> **Do this**: Only the pictures are left out: repeat the rest of the entries exactly.
--- Begin Input data ---
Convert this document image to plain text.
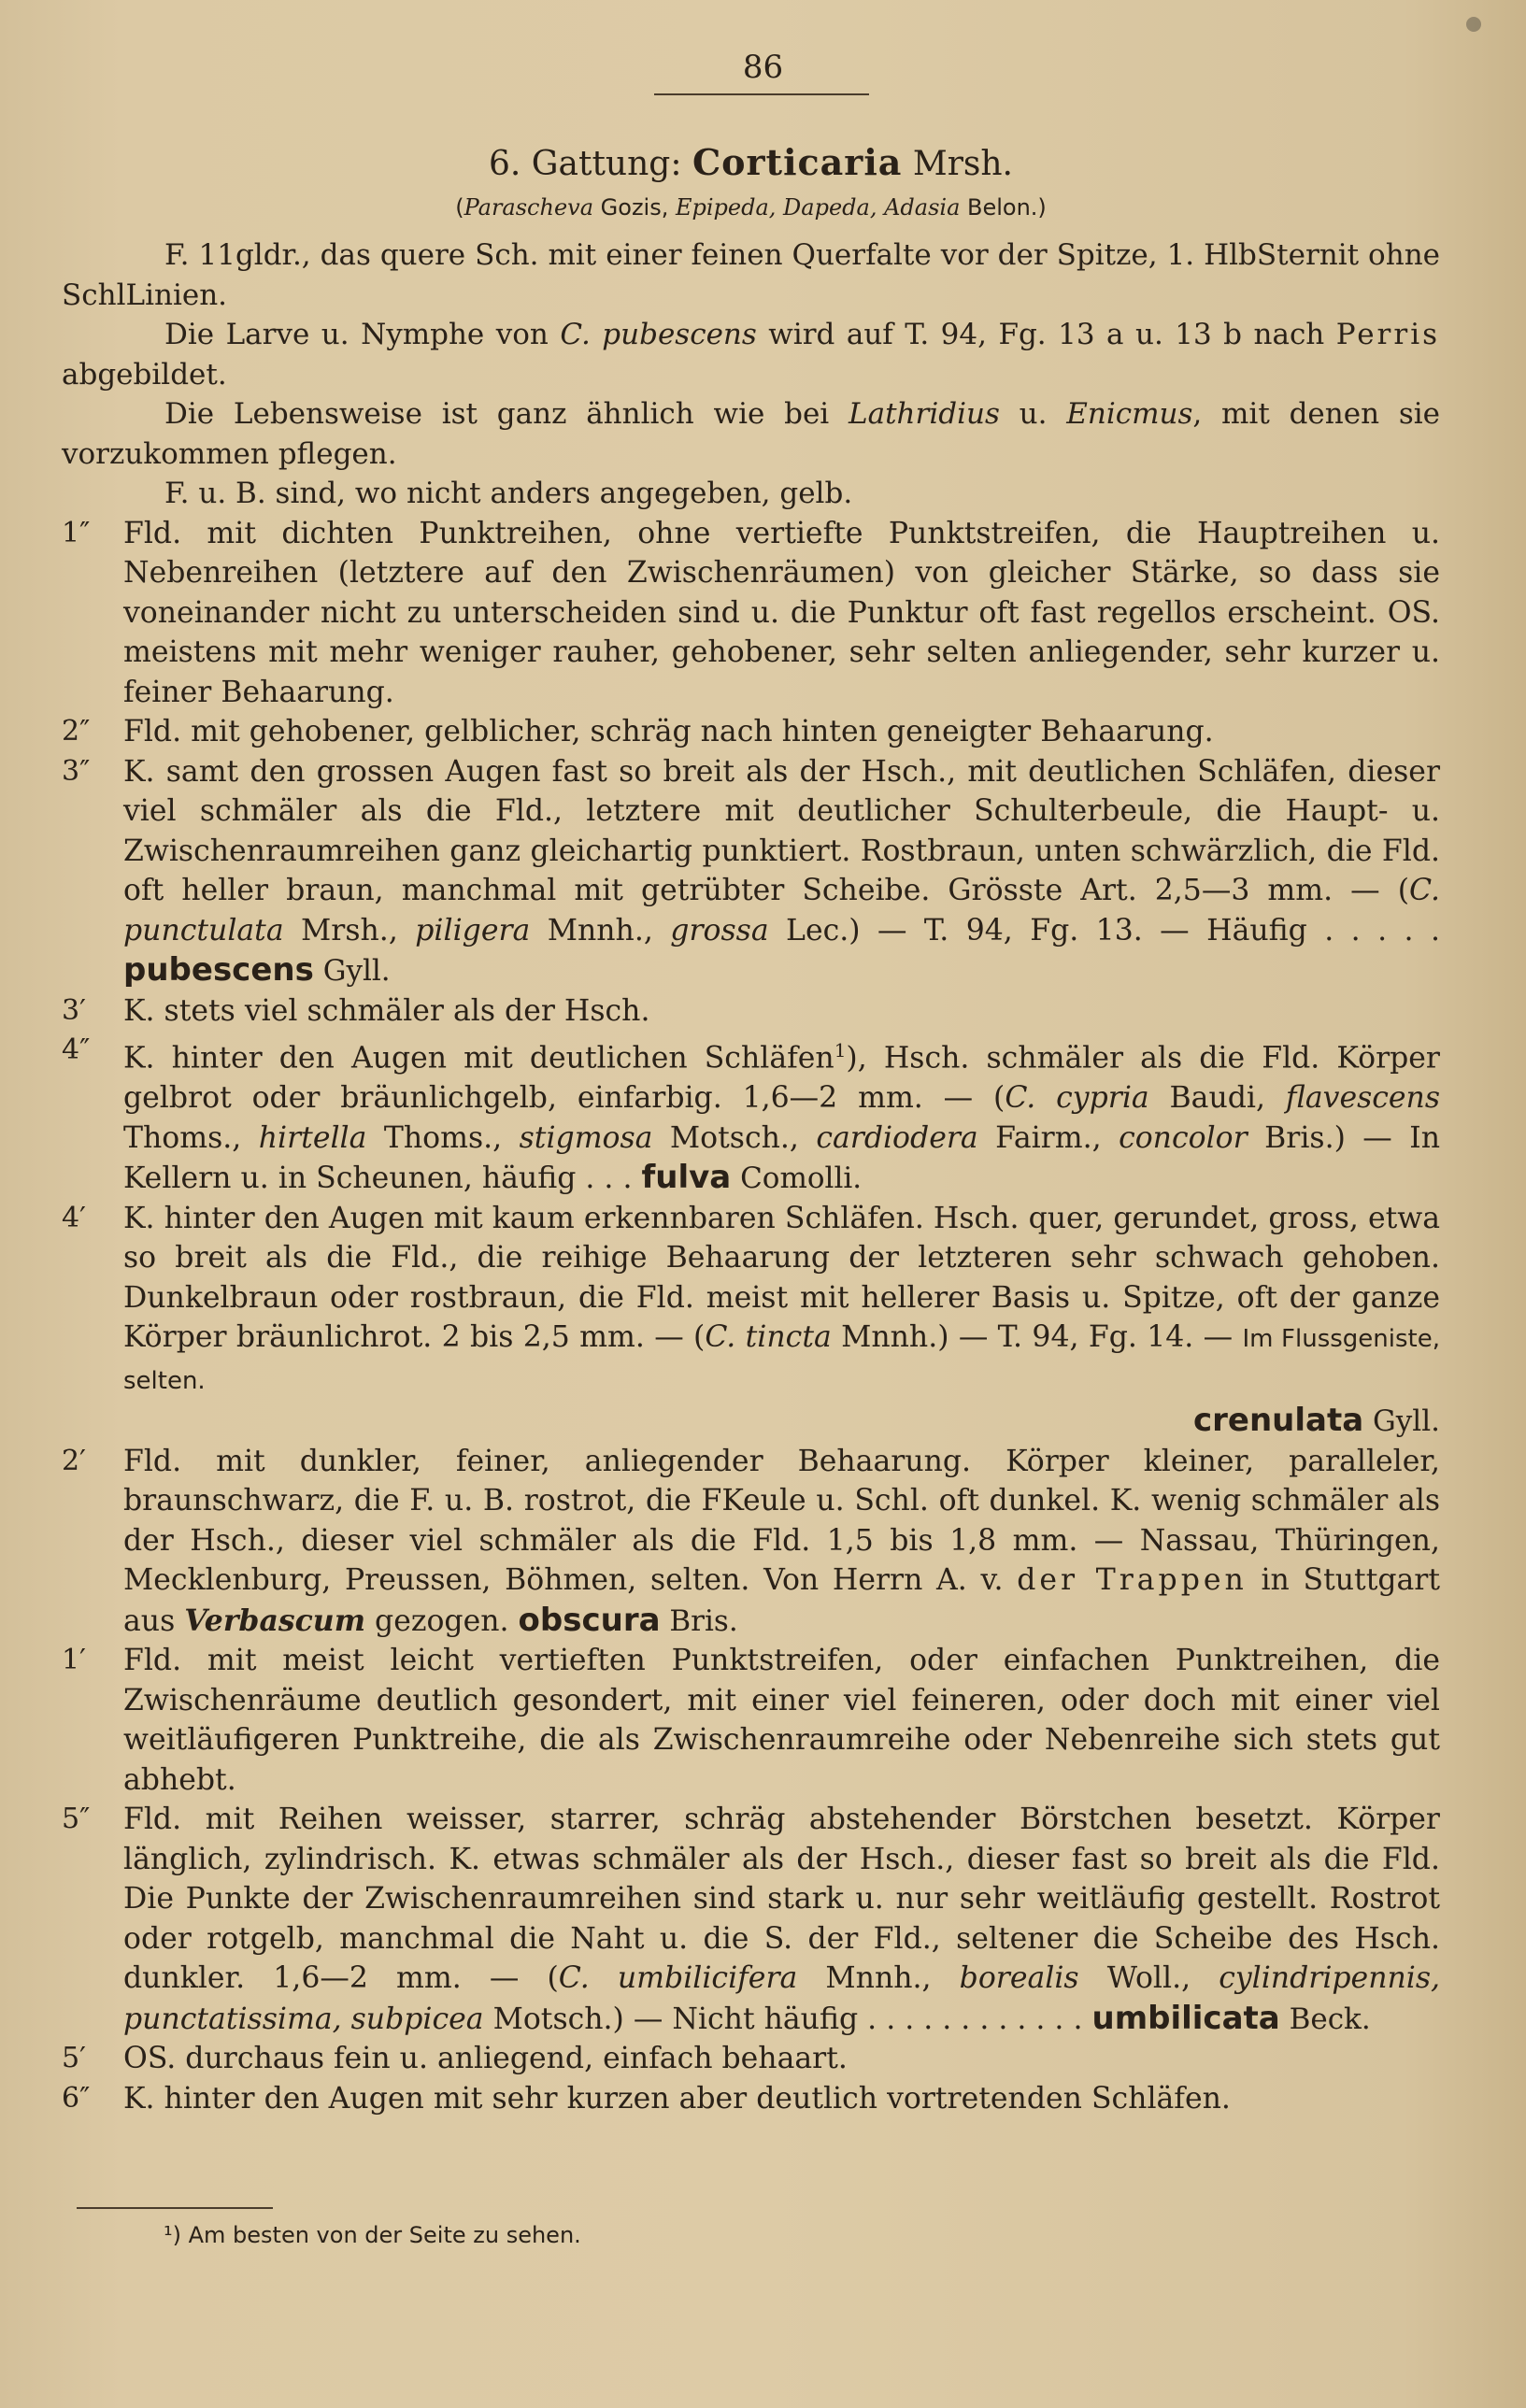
86

6. Gattung: Corticaria Mrsh.

(Parascheva Gozis, Epipeda, Dapeda, Adasia Belon.)

F. 11gldr., das quere Sch. mit einer feinen Querfalte vor der Spitze, 1. HlbSternit ohne SchlLinien.

Die Larve u. Nymphe von C. pubescens wird auf T. 94, Fg. 13 a u. 13 b nach Perris abgebildet.

Die Lebensweise ist ganz ähnlich wie bei Lathridius u. Enicmus, mit denen sie vorzukommen pflegen.

F. u. B. sind, wo nicht anders angegeben, gelb.

1″	Fld. mit dichten Punktreihen, ohne vertiefte Punktstreifen, die Hauptreihen u. Nebenreihen (letztere auf den Zwischenräumen) von gleicher Stärke, so dass sie voneinander nicht zu unterscheiden sind u. die Punktur oft fast regellos erscheint. OS. meistens mit mehr weniger rauher, gehobener, sehr selten anliegender, sehr kurzer u. feiner Behaarung.
2″	Fld. mit gehobener, gelblicher, schräg nach hinten geneigter Behaarung.
3″	K. samt den grossen Augen fast so breit als der Hsch., mit deutlichen Schläfen, dieser viel schmäler als die Fld., letztere mit deutlicher Schulterbeule, die Haupt- u. Zwischenraumreihen ganz gleichartig punktiert. Rostbraun, unten schwärzlich, die Fld. oft heller braun, manchmal mit getrübter Scheibe. Grösste Art. 2,5—3 mm. — (C. punctulata Mrsh., piligera Mnnh., grossa Lec.) — T. 94, Fg. 13. — Häufig . . . . . pubescens Gyll.
3′	K. stets viel schmäler als der Hsch.
4″	K. hinter den Augen mit deutlichen Schläfen$^1$), Hsch. schmäler als die Fld. Körper gelbrot oder bräunlichgelb, einfarbig. 1,6—2 mm. — (C. cypria Baudi, flavescens Thoms., hirtella Thoms., stigmosa Motsch., cardiodera Fairm., concolor Bris.) — In Kellern u. in Scheunen, häufig . . . fulva Comolli.
4′	K. hinter den Augen mit kaum erkennbaren Schläfen. Hsch. quer, gerundet, gross, etwa so breit als die Fld., die reihige Behaarung der letzteren sehr schwach gehoben. Dunkelbraun oder rostbraun, die Fld. meist mit hellerer Basis u. Spitze, oft der ganze Körper bräunlichrot. 2 bis 2,5 mm. — (C. tincta Mnnh.) — T. 94, Fg. 14. — Im Flussgeniste, selten.
crenulata Gyll.
2′	Fld. mit dunkler, feiner, anliegender Behaarung. Körper kleiner, paralleler, braunschwarz, die F. u. B. rostrot, die FKeule u. Schl. oft dunkel. K. wenig schmäler als der Hsch., dieser viel schmäler als die Fld. 1,5 bis 1,8 mm. — Nassau, Thüringen, Mecklenburg, Preussen, Böhmen, selten. Von Herrn A. v. der Trappen in Stuttgart aus Verbascum gezogen. obscura Bris.
1′	Fld. mit meist leicht vertieften Punktstreifen, oder einfachen Punktreihen, die Zwischenräume deutlich gesondert, mit einer viel feineren, oder doch mit einer viel weitläufigeren Punktreihe, die als Zwischenraumreihe oder Nebenreihe sich stets gut abhebt.
5″	Fld. mit Reihen weisser, starrer, schräg abstehender Börstchen besetzt. Körper länglich, zylindrisch. K. etwas schmäler als der Hsch., dieser fast so breit als die Fld. Die Punkte der Zwischenraumreihen sind stark u. nur sehr weitläufig gestellt. Rostrot oder rotgelb, manchmal die Naht u. die S. der Fld., seltener die Scheibe des Hsch. dunkler. 1,6—2 mm. — (C. umbilicifera Mnnh., borealis Woll., cylindripennis, punctatissima, subpicea Motsch.) — Nicht häufig . . . . . . . . . . . . umbilicata Beck.
5′	OS. durchaus fein u. anliegend, einfach behaart.
6″	K. hinter den Augen mit sehr kurzen aber deutlich vortretenden Schläfen.
¹) Am besten von der Seite zu sehen.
--- End Input data ---
> **Written reply**:
Convert this document image to plain text.
86

6. Gattung: Corticaria Mrsh.

(Parascheva Gozis, Epipeda, Dapeda, Adasia Belon.)

F. 11gldr., das quere Sch. mit einer feinen Querfalte vor der Spitze, 1. HlbSternit ohne SchlLinien.

Die Larve u. Nymphe von C. pubescens wird auf T. 94, Fg. 13 a u. 13 b nach Perris abgebildet.

Die Lebensweise ist ganz ähnlich wie bei Lathridius u. Enicmus, mit denen sie vorzukommen pflegen.

F. u. B. sind, wo nicht anders angegeben, gelb.

1″	Fld. mit dichten Punktreihen, ohne vertiefte Punktstreifen, die Hauptreihen u. Nebenreihen (letztere auf den Zwischenräumen) von gleicher Stärke, so dass sie voneinander nicht zu unterscheiden sind u. die Punktur oft fast regellos erscheint. OS. meistens mit mehr weniger rauher, gehobener, sehr selten anliegender, sehr kurzer u. feiner Behaarung.
2″	Fld. mit gehobener, gelblicher, schräg nach hinten geneigter Behaarung.
3″	K. samt den grossen Augen fast so breit als der Hsch., mit deutlichen Schläfen, dieser viel schmäler als die Fld., letztere mit deutlicher Schulterbeule, die Haupt- u. Zwischenraumreihen ganz gleichartig punktiert. Rostbraun, unten schwärzlich, die Fld. oft heller braun, manchmal mit getrübter Scheibe. Grösste Art. 2,5—3 mm. — (C. punctulata Mrsh., piligera Mnnh., grossa Lec.) — T. 94, Fg. 13. — Häufig . . . . . pubescens Gyll.
3′	K. stets viel schmäler als der Hsch.
4″	K. hinter den Augen mit deutlichen Schläfen$^1$), Hsch. schmäler als die Fld. Körper gelbrot oder bräunlichgelb, einfarbig. 1,6—2 mm. — (C. cypria Baudi, flavescens Thoms., hirtella Thoms., stigmosa Motsch., cardiodera Fairm., concolor Bris.) — In Kellern u. in Scheunen, häufig . . . fulva Comolli.
4′	K. hinter den Augen mit kaum erkennbaren Schläfen. Hsch. quer, gerundet, gross, etwa so breit als die Fld., die reihige Behaarung der letzteren sehr schwach gehoben. Dunkelbraun oder rostbraun, die Fld. meist mit hellerer Basis u. Spitze, oft der ganze Körper bräunlichrot. 2 bis 2,5 mm. — (C. tincta Mnnh.) — T. 94, Fg. 14. — Im Flussgeniste, selten.
crenulata Gyll.
2′	Fld. mit dunkler, feiner, anliegender Behaarung. Körper kleiner, paralleler, braunschwarz, die F. u. B. rostrot, die FKeule u. Schl. oft dunkel. K. wenig schmäler als der Hsch., dieser viel schmäler als die Fld. 1,5 bis 1,8 mm. — Nassau, Thüringen, Mecklenburg, Preussen, Böhmen, selten. Von Herrn A. v. der Trappen in Stuttgart aus Verbascum gezogen. obscura Bris.
1′	Fld. mit meist leicht vertieften Punktstreifen, oder einfachen Punktreihen, die Zwischenräume deutlich gesondert, mit einer viel feineren, oder doch mit einer viel weitläufigeren Punktreihe, die als Zwischenraumreihe oder Nebenreihe sich stets gut abhebt.
5″	Fld. mit Reihen weisser, starrer, schräg abstehender Börstchen besetzt. Körper länglich, zylindrisch. K. etwas schmäler als der Hsch., dieser fast so breit als die Fld. Die Punkte der Zwischenraumreihen sind stark u. nur sehr weitläufig gestellt. Rostrot oder rotgelb, manchmal die Naht u. die S. der Fld., seltener die Scheibe des Hsch. dunkler. 1,6—2 mm. — (C. umbilicifera Mnnh., borealis Woll., cylindripennis, punctatissima, subpicea Motsch.) — Nicht häufig . . . . . . . . . . . . umbilicata Beck.
5′	OS. durchaus fein u. anliegend, einfach behaart.
6″	K. hinter den Augen mit sehr kurzen aber deutlich vortretenden Schläfen.
¹) Am besten von der Seite zu sehen.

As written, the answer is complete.